▶ _DO THIS_
Go through the material and write it all out exactly, minus the pictures.

■ ■ ■

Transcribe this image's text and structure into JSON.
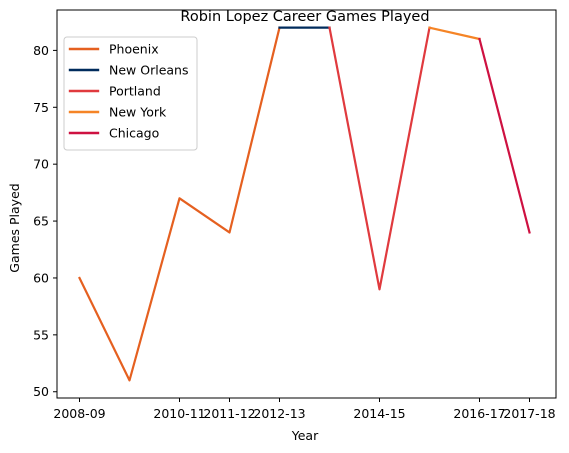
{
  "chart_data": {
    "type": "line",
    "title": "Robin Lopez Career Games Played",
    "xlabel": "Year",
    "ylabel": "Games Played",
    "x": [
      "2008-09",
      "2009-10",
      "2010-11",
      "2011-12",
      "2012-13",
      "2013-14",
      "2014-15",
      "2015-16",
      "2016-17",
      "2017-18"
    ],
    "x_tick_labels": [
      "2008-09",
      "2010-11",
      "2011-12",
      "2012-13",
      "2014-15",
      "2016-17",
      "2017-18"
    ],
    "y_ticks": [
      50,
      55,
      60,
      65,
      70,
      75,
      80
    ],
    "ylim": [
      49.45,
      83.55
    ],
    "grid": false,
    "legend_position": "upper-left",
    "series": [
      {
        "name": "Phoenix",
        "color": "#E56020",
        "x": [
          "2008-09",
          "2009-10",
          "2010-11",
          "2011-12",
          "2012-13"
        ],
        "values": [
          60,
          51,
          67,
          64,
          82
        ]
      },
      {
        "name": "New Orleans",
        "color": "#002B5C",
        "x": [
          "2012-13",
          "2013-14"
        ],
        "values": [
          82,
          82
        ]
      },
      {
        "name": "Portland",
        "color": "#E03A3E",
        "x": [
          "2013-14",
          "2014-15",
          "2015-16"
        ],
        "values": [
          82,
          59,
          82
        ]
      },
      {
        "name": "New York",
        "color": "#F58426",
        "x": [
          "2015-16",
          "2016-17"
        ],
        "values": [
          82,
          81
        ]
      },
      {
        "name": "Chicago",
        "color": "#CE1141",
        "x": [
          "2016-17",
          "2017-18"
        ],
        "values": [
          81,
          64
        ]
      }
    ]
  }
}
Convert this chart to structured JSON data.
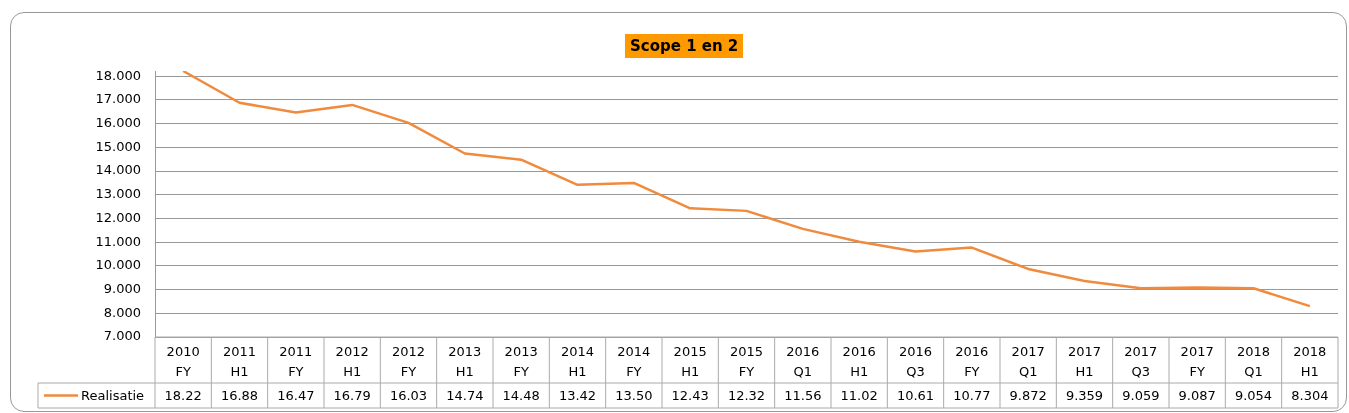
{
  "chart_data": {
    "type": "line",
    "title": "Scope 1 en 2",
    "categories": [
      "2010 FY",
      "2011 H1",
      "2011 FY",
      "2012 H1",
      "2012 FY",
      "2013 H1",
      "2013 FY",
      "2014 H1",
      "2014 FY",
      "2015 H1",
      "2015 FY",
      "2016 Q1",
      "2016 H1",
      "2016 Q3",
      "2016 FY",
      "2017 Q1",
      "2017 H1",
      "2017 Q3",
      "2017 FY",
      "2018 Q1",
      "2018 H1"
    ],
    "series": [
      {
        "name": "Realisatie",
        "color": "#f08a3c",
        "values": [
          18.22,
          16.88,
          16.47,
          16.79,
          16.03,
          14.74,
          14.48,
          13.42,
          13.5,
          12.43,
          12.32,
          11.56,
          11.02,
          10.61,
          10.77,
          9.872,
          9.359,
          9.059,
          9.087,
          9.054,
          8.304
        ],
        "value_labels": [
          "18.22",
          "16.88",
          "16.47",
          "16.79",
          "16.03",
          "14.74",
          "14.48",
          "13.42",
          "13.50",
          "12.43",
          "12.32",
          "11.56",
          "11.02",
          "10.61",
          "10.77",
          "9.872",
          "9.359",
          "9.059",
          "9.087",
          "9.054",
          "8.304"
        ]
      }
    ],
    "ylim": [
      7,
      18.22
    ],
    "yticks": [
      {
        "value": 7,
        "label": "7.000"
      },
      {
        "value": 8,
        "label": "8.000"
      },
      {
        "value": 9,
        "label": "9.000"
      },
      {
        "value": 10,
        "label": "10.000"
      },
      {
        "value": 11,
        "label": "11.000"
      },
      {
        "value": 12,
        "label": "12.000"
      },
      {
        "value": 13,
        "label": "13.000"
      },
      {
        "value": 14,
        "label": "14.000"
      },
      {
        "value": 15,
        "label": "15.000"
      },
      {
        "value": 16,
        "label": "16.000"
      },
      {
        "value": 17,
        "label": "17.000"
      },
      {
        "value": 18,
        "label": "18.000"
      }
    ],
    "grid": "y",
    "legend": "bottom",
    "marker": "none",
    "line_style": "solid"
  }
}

■ ■ ■

▶ _FULL OUTPUT_
Transcribe this image's text and structure into JSON.
{
  "chart_data": {
    "type": "line",
    "title": "Robin Lopez Career Games Played",
    "xlabel": "Year",
    "ylabel": "Games Played",
    "x": [
      "2008-09",
      "2009-10",
      "2010-11",
      "2011-12",
      "2012-13",
      "2013-14",
      "2014-15",
      "2015-16",
      "2016-17",
      "2017-18"
    ],
    "x_tick_labels": [
      "2008-09",
      "2010-11",
      "2011-12",
      "2012-13",
      "2014-15",
      "2016-17",
      "2017-18"
    ],
    "y_ticks": [
      50,
      55,
      60,
      65,
      70,
      75,
      80
    ],
    "ylim": [
      49.45,
      83.55
    ],
    "grid": false,
    "legend_position": "upper-left",
    "series": [
      {
        "name": "Phoenix",
        "color": "#E56020",
        "x": [
          "2008-09",
          "2009-10",
          "2010-11",
          "2011-12",
          "2012-13"
        ],
        "values": [
          60,
          51,
          67,
          64,
          82
        ]
      },
      {
        "name": "New Orleans",
        "color": "#002B5C",
        "x": [
          "2012-13",
          "2013-14"
        ],
        "values": [
          82,
          82
        ]
      },
      {
        "name": "Portland",
        "color": "#E03A3E",
        "x": [
          "2013-14",
          "2014-15",
          "2015-16"
        ],
        "values": [
          82,
          59,
          82
        ]
      },
      {
        "name": "New York",
        "color": "#F58426",
        "x": [
          "2015-16",
          "2016-17"
        ],
        "values": [
          82,
          81
        ]
      },
      {
        "name": "Chicago",
        "color": "#CE1141",
        "x": [
          "2016-17",
          "2017-18"
        ],
        "values": [
          81,
          64
        ]
      }
    ]
  }
}
Convert this chart to structured JSON data.
{
  "chart_data": {
    "type": "line",
    "title": "Scope 1 en 2",
    "categories": [
      "2010 FY",
      "2011 H1",
      "2011 FY",
      "2012 H1",
      "2012 FY",
      "2013 H1",
      "2013 FY",
      "2014 H1",
      "2014 FY",
      "2015 H1",
      "2015 FY",
      "2016 Q1",
      "2016 H1",
      "2016 Q3",
      "2016 FY",
      "2017 Q1",
      "2017 H1",
      "2017 Q3",
      "2017 FY",
      "2018 Q1",
      "2018 H1"
    ],
    "series": [
      {
        "name": "Realisatie",
        "color": "#f08a3c",
        "values": [
          18.22,
          16.88,
          16.47,
          16.79,
          16.03,
          14.74,
          14.48,
          13.42,
          13.5,
          12.43,
          12.32,
          11.56,
          11.02,
          10.61,
          10.77,
          9.872,
          9.359,
          9.059,
          9.087,
          9.054,
          8.304
        ],
        "value_labels": [
          "18.22",
          "16.88",
          "16.47",
          "16.79",
          "16.03",
          "14.74",
          "14.48",
          "13.42",
          "13.50",
          "12.43",
          "12.32",
          "11.56",
          "11.02",
          "10.61",
          "10.77",
          "9.872",
          "9.359",
          "9.059",
          "9.087",
          "9.054",
          "8.304"
        ]
      }
    ],
    "ylim": [
      7,
      18.22
    ],
    "yticks": [
      {
        "value": 7,
        "label": "7.000"
      },
      {
        "value": 8,
        "label": "8.000"
      },
      {
        "value": 9,
        "label": "9.000"
      },
      {
        "value": 10,
        "label": "10.000"
      },
      {
        "value": 11,
        "label": "11.000"
      },
      {
        "value": 12,
        "label": "12.000"
      },
      {
        "value": 13,
        "label": "13.000"
      },
      {
        "value": 14,
        "label": "14.000"
      },
      {
        "value": 15,
        "label": "15.000"
      },
      {
        "value": 16,
        "label": "16.000"
      },
      {
        "value": 17,
        "label": "17.000"
      },
      {
        "value": 18,
        "label": "18.000"
      }
    ],
    "grid": "y",
    "legend": "bottom",
    "marker": "none",
    "line_style": "solid"
  }
}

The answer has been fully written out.